### REQUIREMENTS
Quote the whole listing word for word. Do not include the pictures.

### MATERIAL PROVIDED
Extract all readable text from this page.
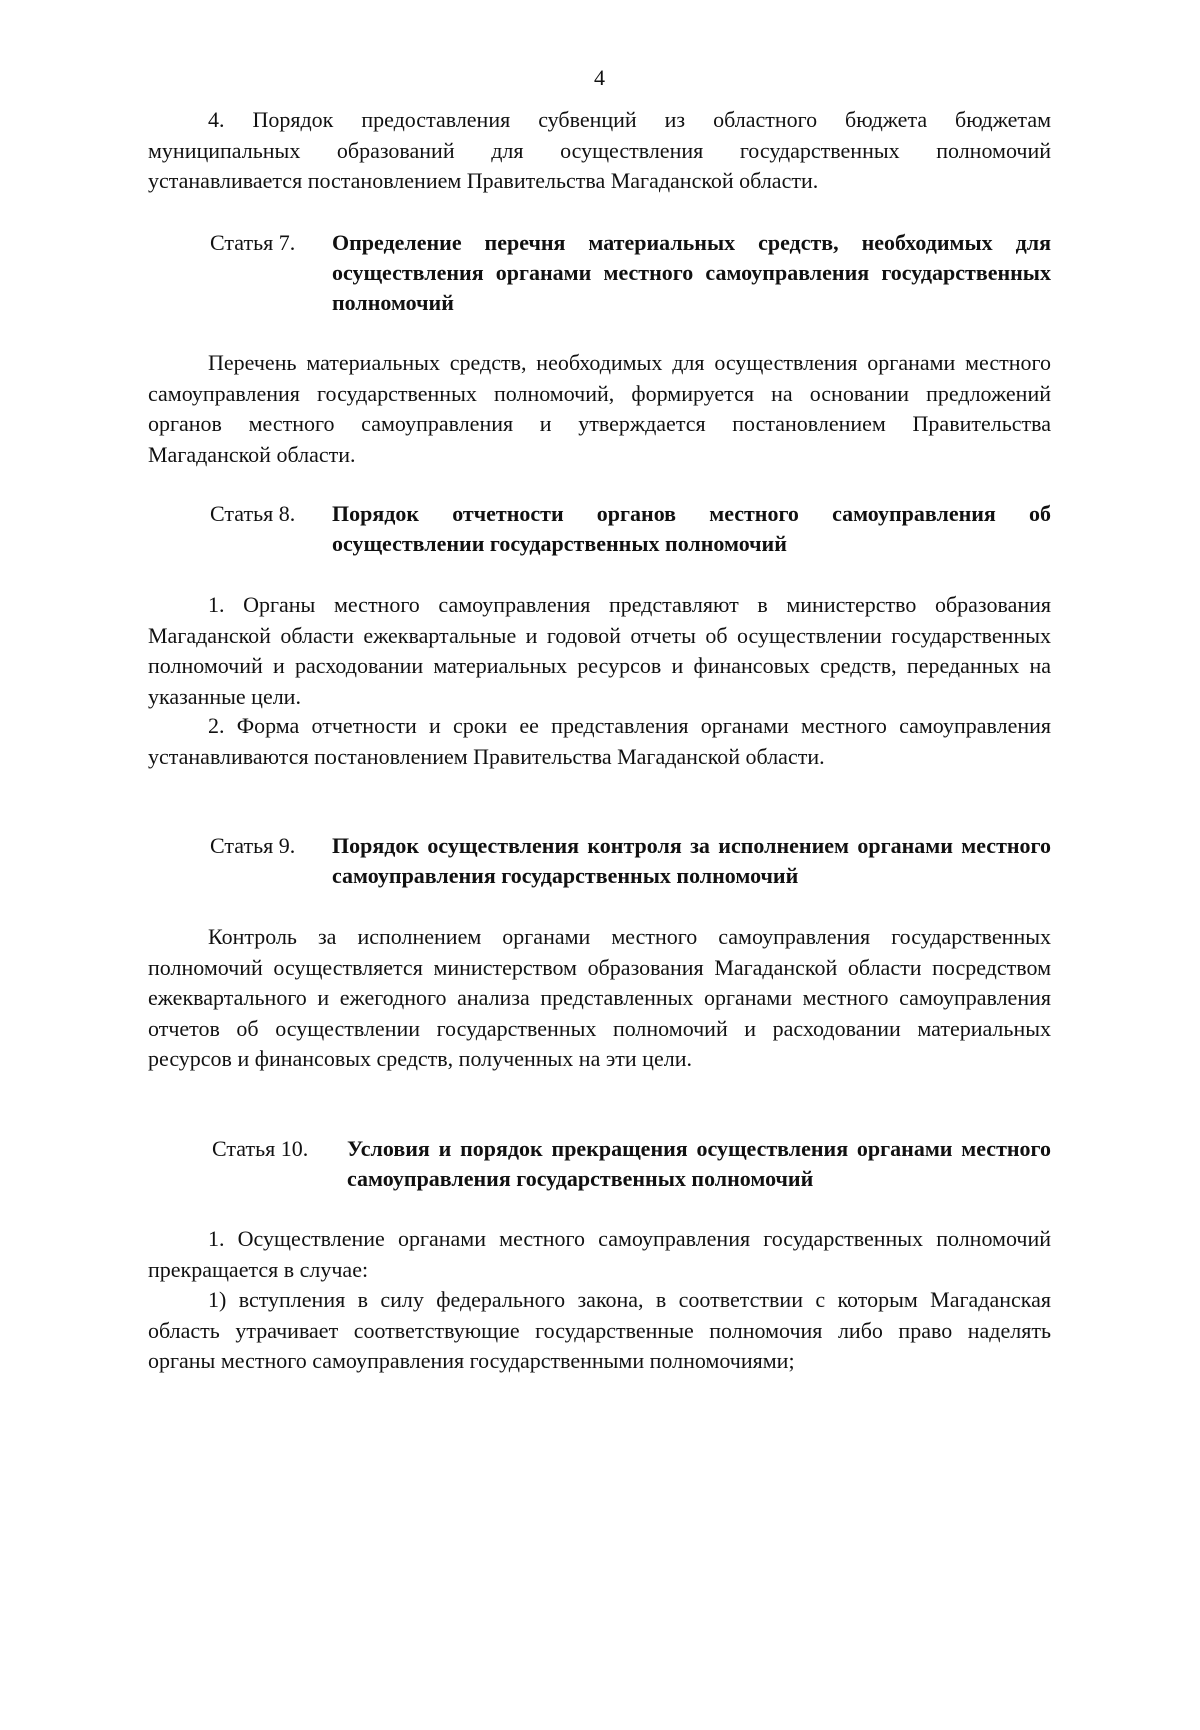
4

4. Порядок предоставления субвенций из областного бюджета бюджетам муниципальных образований для осуществления государственных полномочий устанавливается постановлением Правительства Магаданской области.

Статья 7. Определение перечня материальных средств, необходимых для осуществления органами местного самоуправления государственных полномочий

Перечень материальных средств, необходимых для осуществления органами местного самоуправления государственных полномочий, формируется на основании предложений органов местного самоуправления и утверждается постановлением Правительства Магаданской области.

Статья 8. Порядок отчетности органов местного самоуправления об осуществлении государственных полномочий

1. Органы местного самоуправления представляют в министерство образования Магаданской области ежеквартальные и годовой отчеты об осуществлении государственных полномочий и расходовании материальных ресурсов и финансовых средств, переданных на указанные цели.

2. Форма отчетности и сроки ее представления органами местного самоуправления устанавливаются постановлением Правительства Магаданской области.

Статья 9. Порядок осуществления контроля за исполнением органами местного самоуправления государственных полномочий

Контроль за исполнением органами местного самоуправления государственных полномочий осуществляется министерством образования Магаданской области посредством ежеквартального и ежегодного анализа представленных органами местного самоуправления отчетов об осуществлении государственных полномочий и расходовании материальных ресурсов и финансовых средств, полученных на эти цели.

Статья 10. Условия и порядок прекращения осуществления органами местного самоуправления государственных полномочий

1. Осуществление органами местного самоуправления государственных полномочий прекращается в случае:

1) вступления в силу федерального закона, в соответствии с которым Магаданская область утрачивает соответствующие государственные полномочия либо право наделять органы местного самоуправления государственными полномочиями;
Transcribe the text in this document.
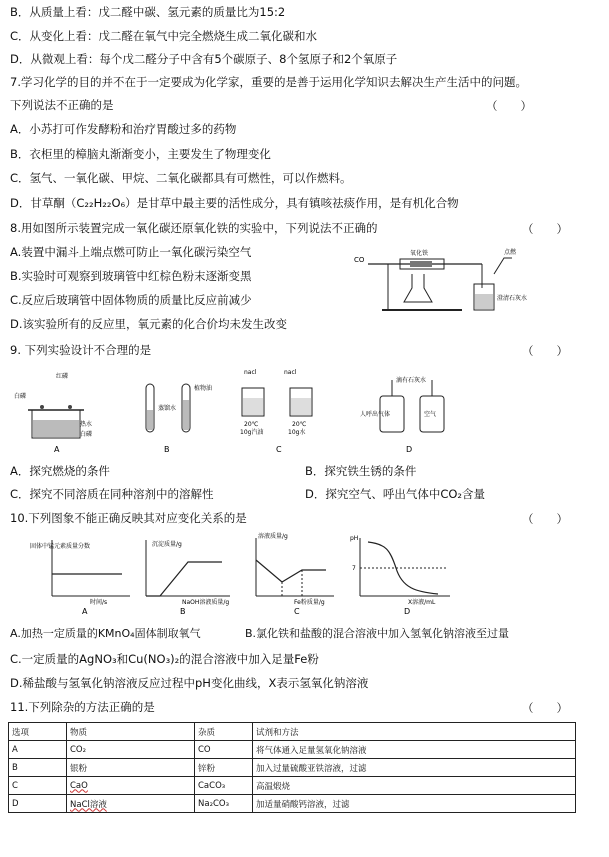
B．从质量上看：戊二醛中碳、氢元素的质量比为15:2
C．从变化上看：戊二醛在氧气中完全燃烧生成二氧化碳和水
D．从微观上看：每个戊二醛分子中含有5个碳原子、8个氢原子和2个氧原子
7.学习化学的目的并不在于一定要成为化学家，重要的是善于运用化学知识去解决生产生活中的问题。
下列说法不正确的是	（　　）
A．小苏打可作发酵粉和治疗胃酸过多的药物
B．衣柜里的樟脑丸渐渐变小，主要发生了物理变化
C．氢气、一氧化碳、甲烷、二氧化碳都具有可燃性，可以作燃料。
D．甘草酮（C₂₂H₂₂O₆）是甘草中最主要的活性成分，具有镇咳祛痰作用，是有机化合物
8.用如图所示装置完成一氧化碳还原氧化铁的实验中，下列说法不正确的	（　　）
A.装置中漏斗上端点燃可防止一氧化碳污染空气
B.实验时可观察到玻璃管中红棕色粉末逐渐变黑
C.反应后玻璃管中固体物质的质量比反应前减少
D.该实验所有的反应里，氧元素的化合价均未发生改变
CO
氧化铁	点燃
澄清石灰水
9. 下列实验设计不合理的是	（　　）
红磷
白磷
热水
白磷
A
蒸馏水
植物油
B
nacl	nacl
20℃
10g汽油
20℃
10g水
C
滴有石灰水
人呼出气体	空气
D
A．探究燃烧的条件	B．探究铁生锈的条件
C．探究不同溶质在同种溶剂中的溶解性	D．探究空气、呼出气体中CO₂含量
10.下列图象不能正确反映其对应变化关系的是	（　　）
固体中锰元素质量分数
时间/s
A
沉淀质量/g
NaOH溶液质量/g
B
溶液质量/g
Fe粉质量/g
C
pH
7
X溶液/mL
D
A.加热一定质量的KMnO₄固体制取氧气	B.氯化铁和盐酸的混合溶液中加入氢氧化钠溶液至过量
C.一定质量的AgNO₃和Cu(NO₃)₂的混合溶液中加入足量Fe粉
D.稀盐酸与氢氧化钠溶液反应过程中pH变化曲线，X表示氢氧化钠溶液
11.下列除杂的方法正确的是	（　　）
选项	物质	杂质	试剂和方法
A	CO₂	CO	将气体通入足量氢氧化钠溶液
B	银粉	锌粉	加入过量硫酸亚铁溶液，过滤
C	CaO	CaCO₃	高温煅烧
D	NaCl溶液	Na₂CO₃	加适量硝酸钙溶液，过滤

### FINAL RESULT
Extract all readable text from this page.
4

4. Порядок предоставления субвенций из областного бюджета бюджетам муниципальных образований для осуществления государственных полномочий устанавливается постановлением Правительства Магаданской области.

Статья 7. Определение перечня материальных средств, необходимых для осуществления органами местного самоуправления государственных полномочий

Перечень материальных средств, необходимых для осуществления органами местного самоуправления государственных полномочий, формируется на основании предложений органов местного самоуправления и утверждается постановлением Правительства Магаданской области.

Статья 8. Порядок отчетности органов местного самоуправления об осуществлении государственных полномочий

1. Органы местного самоуправления представляют в министерство образования Магаданской области ежеквартальные и годовой отчеты об осуществлении государственных полномочий и расходовании материальных ресурсов и финансовых средств, переданных на указанные цели.

2. Форма отчетности и сроки ее представления органами местного самоуправления устанавливаются постановлением Правительства Магаданской области.

Статья 9. Порядок осуществления контроля за исполнением органами местного самоуправления государственных полномочий

Контроль за исполнением органами местного самоуправления государственных полномочий осуществляется министерством образования Магаданской области посредством ежеквартального и ежегодного анализа представленных органами местного самоуправления отчетов об осуществлении государственных полномочий и расходовании материальных ресурсов и финансовых средств, полученных на эти цели.

Статья 10. Условия и порядок прекращения осуществления органами местного самоуправления государственных полномочий

1. Осуществление органами местного самоуправления государственных полномочий прекращается в случае:

1) вступления в силу федерального закона, в соответствии с которым Магаданская область утрачивает соответствующие государственные полномочия либо право наделять органы местного самоуправления государственными полномочиями;
Transcribe the text in this document.
B．从质量上看：戊二醛中碳、氢元素的质量比为15:2
C．从变化上看：戊二醛在氧气中完全燃烧生成二氧化碳和水
D．从微观上看：每个戊二醛分子中含有5个碳原子、8个氢原子和2个氧原子
7.学习化学的目的并不在于一定要成为化学家，重要的是善于运用化学知识去解决生产生活中的问题。
下列说法不正确的是	（　　）
A．小苏打可作发酵粉和治疗胃酸过多的药物
B．衣柜里的樟脑丸渐渐变小，主要发生了物理变化
C．氢气、一氧化碳、甲烷、二氧化碳都具有可燃性，可以作燃料。
D．甘草酮（C₂₂H₂₂O₆）是甘草中最主要的活性成分，具有镇咳祛痰作用，是有机化合物
8.用如图所示装置完成一氧化碳还原氧化铁的实验中，下列说法不正确的	（　　）
A.装置中漏斗上端点燃可防止一氧化碳污染空气
B.实验时可观察到玻璃管中红棕色粉末逐渐变黑
C.反应后玻璃管中固体物质的质量比反应前减少
D.该实验所有的反应里，氧元素的化合价均未发生改变
CO
氧化铁	点燃
澄清石灰水
9. 下列实验设计不合理的是	（　　）
红磷
白磷
热水
白磷
A
蒸馏水
植物油
B
nacl	nacl
20℃
10g汽油
20℃
10g水
C
滴有石灰水
人呼出气体	空气
D
A．探究燃烧的条件	B．探究铁生锈的条件
C．探究不同溶质在同种溶剂中的溶解性	D．探究空气、呼出气体中CO₂含量
10.下列图象不能正确反映其对应变化关系的是	（　　）
固体中锰元素质量分数
时间/s
A
沉淀质量/g
NaOH溶液质量/g
B
溶液质量/g
Fe粉质量/g
C
pH
7
X溶液/mL
D
A.加热一定质量的KMnO₄固体制取氧气	B.氯化铁和盐酸的混合溶液中加入氢氧化钠溶液至过量
C.一定质量的AgNO₃和Cu(NO₃)₂的混合溶液中加入足量Fe粉
D.稀盐酸与氢氧化钠溶液反应过程中pH变化曲线，X表示氢氧化钠溶液
11.下列除杂的方法正确的是	（　　）
选项	物质	杂质	试剂和方法
A	CO₂	CO	将气体通入足量氢氧化钠溶液
B	银粉	锌粉	加入过量硫酸亚铁溶液，过滤
C	CaO	CaCO₃	高温煅烧
D	NaCl溶液	Na₂CO₃	加适量硝酸钙溶液，过滤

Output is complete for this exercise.